## Dataset extract
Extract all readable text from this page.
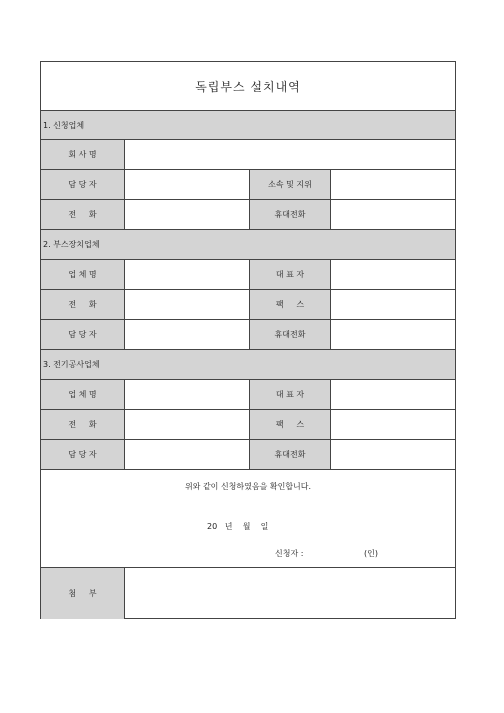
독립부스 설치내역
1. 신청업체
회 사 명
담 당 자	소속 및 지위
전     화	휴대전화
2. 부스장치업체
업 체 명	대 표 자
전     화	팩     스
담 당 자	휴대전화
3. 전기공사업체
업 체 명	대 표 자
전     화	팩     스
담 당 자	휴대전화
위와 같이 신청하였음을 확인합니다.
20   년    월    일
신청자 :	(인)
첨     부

## Exercise objective
Write out again every line above exactly as given; the pictures do not belong in the copy.

## Task output
Extract all readable text from this page.
독립부스 설치내역
1. 신청업체
회 사 명
담 당 자	소속 및 지위
전     화	휴대전화
2. 부스장치업체
업 체 명	대 표 자
전     화	팩     스
담 당 자	휴대전화
3. 전기공사업체
업 체 명	대 표 자
전     화	팩     스
담 당 자	휴대전화
위와 같이 신청하였음을 확인합니다.
20   년    월    일
신청자 :	(인)
첨     부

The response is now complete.